## DIRECTIONS FOR THIS TASK
Reproduce all of the material exactly as shown.

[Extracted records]
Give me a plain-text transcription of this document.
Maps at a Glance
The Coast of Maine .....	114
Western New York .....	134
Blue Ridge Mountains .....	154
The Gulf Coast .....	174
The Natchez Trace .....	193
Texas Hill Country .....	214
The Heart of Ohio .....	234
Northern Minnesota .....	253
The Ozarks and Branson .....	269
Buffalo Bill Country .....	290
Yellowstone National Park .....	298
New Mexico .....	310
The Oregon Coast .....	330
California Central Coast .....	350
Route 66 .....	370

## TASK RESPONSE
Give me a plain-text transcription of this document.
Maps at a Glance
The Coast of Maine .....	114
Western New York .....	134
Blue Ridge Mountains .....	154
The Gulf Coast .....	174
The Natchez Trace .....	193
Texas Hill Country .....	214
The Heart of Ohio .....	234
Northern Minnesota .....	253
The Ozarks and Branson .....	269
Buffalo Bill Country .....	290
Yellowstone National Park .....	298
New Mexico .....	310
The Oregon Coast .....	330
California Central Coast .....	350
Route 66 .....	370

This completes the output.